Dataset records:
---
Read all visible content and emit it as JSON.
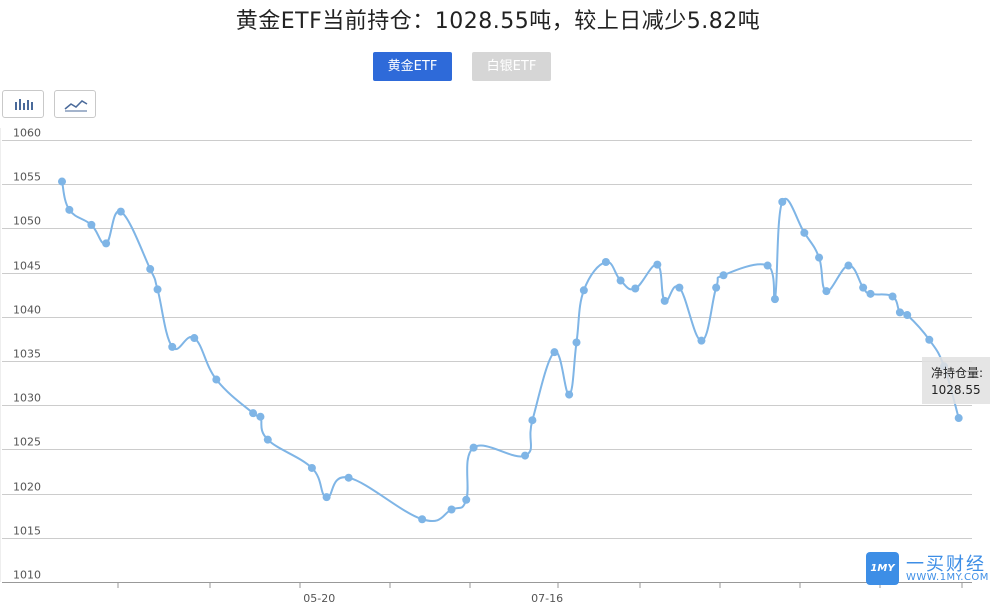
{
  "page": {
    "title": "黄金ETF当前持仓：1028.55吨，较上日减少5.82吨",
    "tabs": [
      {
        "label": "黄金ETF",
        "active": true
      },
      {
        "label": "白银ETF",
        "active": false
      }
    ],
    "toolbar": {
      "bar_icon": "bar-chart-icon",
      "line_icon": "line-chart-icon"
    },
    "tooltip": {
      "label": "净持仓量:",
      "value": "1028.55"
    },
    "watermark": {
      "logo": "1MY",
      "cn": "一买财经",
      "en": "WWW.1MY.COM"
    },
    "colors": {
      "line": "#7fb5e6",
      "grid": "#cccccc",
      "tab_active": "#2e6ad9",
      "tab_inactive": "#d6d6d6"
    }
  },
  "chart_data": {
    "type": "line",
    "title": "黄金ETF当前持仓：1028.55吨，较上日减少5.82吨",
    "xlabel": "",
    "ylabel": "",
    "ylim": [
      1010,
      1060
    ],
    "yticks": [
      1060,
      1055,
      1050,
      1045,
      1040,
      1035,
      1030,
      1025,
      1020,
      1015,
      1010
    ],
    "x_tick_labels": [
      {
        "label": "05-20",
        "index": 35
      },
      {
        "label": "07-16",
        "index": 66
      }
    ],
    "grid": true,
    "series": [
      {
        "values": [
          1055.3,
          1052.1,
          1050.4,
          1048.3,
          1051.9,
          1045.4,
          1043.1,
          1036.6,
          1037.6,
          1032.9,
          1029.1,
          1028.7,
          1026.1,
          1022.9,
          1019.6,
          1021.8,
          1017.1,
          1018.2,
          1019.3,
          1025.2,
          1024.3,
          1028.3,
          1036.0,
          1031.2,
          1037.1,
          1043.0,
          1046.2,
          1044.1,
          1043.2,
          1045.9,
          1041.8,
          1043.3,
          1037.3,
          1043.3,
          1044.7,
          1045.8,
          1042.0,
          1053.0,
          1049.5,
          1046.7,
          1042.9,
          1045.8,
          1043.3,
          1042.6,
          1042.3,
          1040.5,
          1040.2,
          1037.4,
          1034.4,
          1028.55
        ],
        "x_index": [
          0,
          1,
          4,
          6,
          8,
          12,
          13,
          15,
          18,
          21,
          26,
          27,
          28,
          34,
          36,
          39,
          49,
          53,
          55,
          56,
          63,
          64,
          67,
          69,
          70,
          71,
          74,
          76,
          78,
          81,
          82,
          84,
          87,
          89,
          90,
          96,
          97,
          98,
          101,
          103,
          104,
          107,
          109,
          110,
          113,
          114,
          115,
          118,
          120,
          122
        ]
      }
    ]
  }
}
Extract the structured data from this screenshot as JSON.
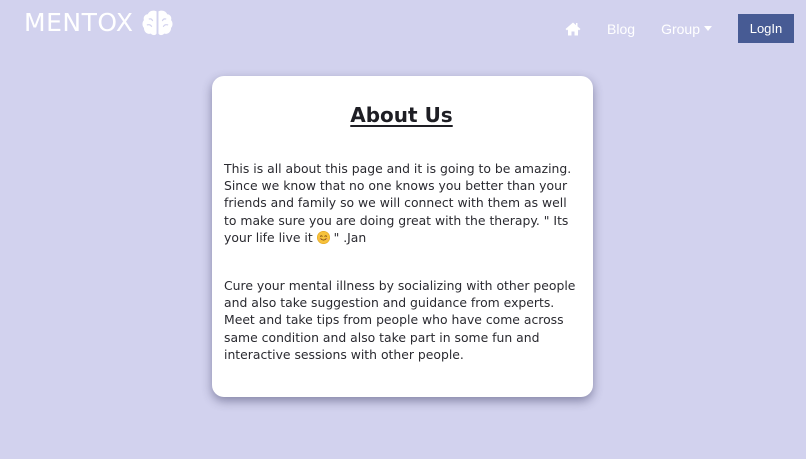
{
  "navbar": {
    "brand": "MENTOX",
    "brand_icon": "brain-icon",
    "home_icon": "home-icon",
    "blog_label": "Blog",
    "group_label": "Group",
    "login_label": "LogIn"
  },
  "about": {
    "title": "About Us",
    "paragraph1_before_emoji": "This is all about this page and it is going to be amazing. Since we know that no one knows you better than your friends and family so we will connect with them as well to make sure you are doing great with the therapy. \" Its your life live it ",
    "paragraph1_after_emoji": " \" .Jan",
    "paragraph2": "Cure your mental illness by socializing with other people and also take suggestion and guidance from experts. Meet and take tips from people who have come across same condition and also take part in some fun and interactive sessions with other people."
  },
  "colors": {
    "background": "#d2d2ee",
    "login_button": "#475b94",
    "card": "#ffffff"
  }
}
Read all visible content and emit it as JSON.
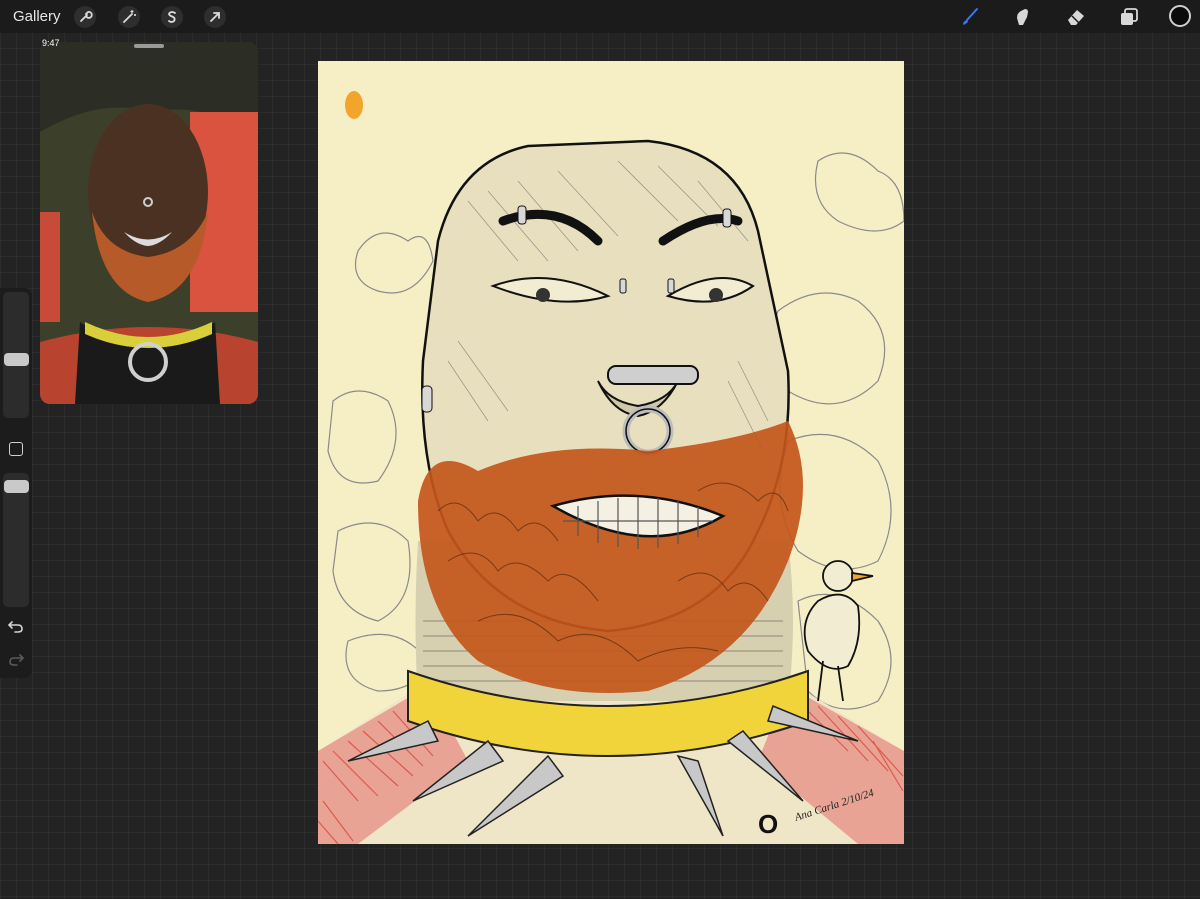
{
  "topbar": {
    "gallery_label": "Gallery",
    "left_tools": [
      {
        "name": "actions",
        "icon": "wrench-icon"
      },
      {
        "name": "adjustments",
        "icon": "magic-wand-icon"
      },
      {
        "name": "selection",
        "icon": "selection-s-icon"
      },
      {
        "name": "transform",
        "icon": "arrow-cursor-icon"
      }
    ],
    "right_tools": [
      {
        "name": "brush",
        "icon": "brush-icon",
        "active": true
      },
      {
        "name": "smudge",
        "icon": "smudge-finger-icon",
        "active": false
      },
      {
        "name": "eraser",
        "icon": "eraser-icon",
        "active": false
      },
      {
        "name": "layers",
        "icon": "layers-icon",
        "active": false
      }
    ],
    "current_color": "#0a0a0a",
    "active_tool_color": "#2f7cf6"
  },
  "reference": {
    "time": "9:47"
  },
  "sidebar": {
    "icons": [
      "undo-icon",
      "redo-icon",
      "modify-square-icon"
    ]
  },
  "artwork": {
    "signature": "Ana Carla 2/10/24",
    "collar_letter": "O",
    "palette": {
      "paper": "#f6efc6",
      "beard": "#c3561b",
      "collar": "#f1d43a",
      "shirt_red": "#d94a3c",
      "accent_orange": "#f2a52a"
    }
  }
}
---
WHAT IS ASKED: Restate the records above in full, word for word. Keep pictures out.

EXERCISE SOLUTION:
Read all visible content and emit it as JSON.
{
  "page": {
    "title": "黄金ETF当前持仓：1028.55吨，较上日减少5.82吨",
    "tabs": [
      {
        "label": "黄金ETF",
        "active": true
      },
      {
        "label": "白银ETF",
        "active": false
      }
    ],
    "toolbar": {
      "bar_icon": "bar-chart-icon",
      "line_icon": "line-chart-icon"
    },
    "tooltip": {
      "label": "净持仓量:",
      "value": "1028.55"
    },
    "watermark": {
      "logo": "1MY",
      "cn": "一买财经",
      "en": "WWW.1MY.COM"
    },
    "colors": {
      "line": "#7fb5e6",
      "grid": "#cccccc",
      "tab_active": "#2e6ad9",
      "tab_inactive": "#d6d6d6"
    }
  },
  "chart_data": {
    "type": "line",
    "title": "黄金ETF当前持仓：1028.55吨，较上日减少5.82吨",
    "xlabel": "",
    "ylabel": "",
    "ylim": [
      1010,
      1060
    ],
    "yticks": [
      1060,
      1055,
      1050,
      1045,
      1040,
      1035,
      1030,
      1025,
      1020,
      1015,
      1010
    ],
    "x_tick_labels": [
      {
        "label": "05-20",
        "index": 35
      },
      {
        "label": "07-16",
        "index": 66
      }
    ],
    "grid": true,
    "series": [
      {
        "values": [
          1055.3,
          1052.1,
          1050.4,
          1048.3,
          1051.9,
          1045.4,
          1043.1,
          1036.6,
          1037.6,
          1032.9,
          1029.1,
          1028.7,
          1026.1,
          1022.9,
          1019.6,
          1021.8,
          1017.1,
          1018.2,
          1019.3,
          1025.2,
          1024.3,
          1028.3,
          1036.0,
          1031.2,
          1037.1,
          1043.0,
          1046.2,
          1044.1,
          1043.2,
          1045.9,
          1041.8,
          1043.3,
          1037.3,
          1043.3,
          1044.7,
          1045.8,
          1042.0,
          1053.0,
          1049.5,
          1046.7,
          1042.9,
          1045.8,
          1043.3,
          1042.6,
          1042.3,
          1040.5,
          1040.2,
          1037.4,
          1034.4,
          1028.55
        ],
        "x_index": [
          0,
          1,
          4,
          6,
          8,
          12,
          13,
          15,
          18,
          21,
          26,
          27,
          28,
          34,
          36,
          39,
          49,
          53,
          55,
          56,
          63,
          64,
          67,
          69,
          70,
          71,
          74,
          76,
          78,
          81,
          82,
          84,
          87,
          89,
          90,
          96,
          97,
          98,
          101,
          103,
          104,
          107,
          109,
          110,
          113,
          114,
          115,
          118,
          120,
          122
        ]
      }
    ]
  }
}
Extract the structured data from this screenshot as JSON.
{
  "navbar": {
    "brand": "MENTOX",
    "brand_icon": "brain-icon",
    "home_icon": "home-icon",
    "blog_label": "Blog",
    "group_label": "Group",
    "login_label": "LogIn"
  },
  "about": {
    "title": "About Us",
    "paragraph1_before_emoji": "This is all about this page and it is going to be amazing. Since we know that no one knows you better than your friends and family so we will connect with them as well to make sure you are doing great with the therapy. \" Its your life live it ",
    "paragraph1_after_emoji": " \" .Jan",
    "paragraph2": "Cure your mental illness by socializing with other people and also take suggestion and guidance from experts. Meet and take tips from people who have come across same condition and also take part in some fun and interactive sessions with other people."
  },
  "colors": {
    "background": "#d2d2ee",
    "login_button": "#475b94",
    "card": "#ffffff"
  }
}
Read all visible content and emit it as JSON.
{
  "topbar": {
    "gallery_label": "Gallery",
    "left_tools": [
      {
        "name": "actions",
        "icon": "wrench-icon"
      },
      {
        "name": "adjustments",
        "icon": "magic-wand-icon"
      },
      {
        "name": "selection",
        "icon": "selection-s-icon"
      },
      {
        "name": "transform",
        "icon": "arrow-cursor-icon"
      }
    ],
    "right_tools": [
      {
        "name": "brush",
        "icon": "brush-icon",
        "active": true
      },
      {
        "name": "smudge",
        "icon": "smudge-finger-icon",
        "active": false
      },
      {
        "name": "eraser",
        "icon": "eraser-icon",
        "active": false
      },
      {
        "name": "layers",
        "icon": "layers-icon",
        "active": false
      }
    ],
    "current_color": "#0a0a0a",
    "active_tool_color": "#2f7cf6"
  },
  "reference": {
    "time": "9:47"
  },
  "sidebar": {
    "icons": [
      "undo-icon",
      "redo-icon",
      "modify-square-icon"
    ]
  },
  "artwork": {
    "signature": "Ana Carla 2/10/24",
    "collar_letter": "O",
    "palette": {
      "paper": "#f6efc6",
      "beard": "#c3561b",
      "collar": "#f1d43a",
      "shirt_red": "#d94a3c",
      "accent_orange": "#f2a52a"
    }
  }
}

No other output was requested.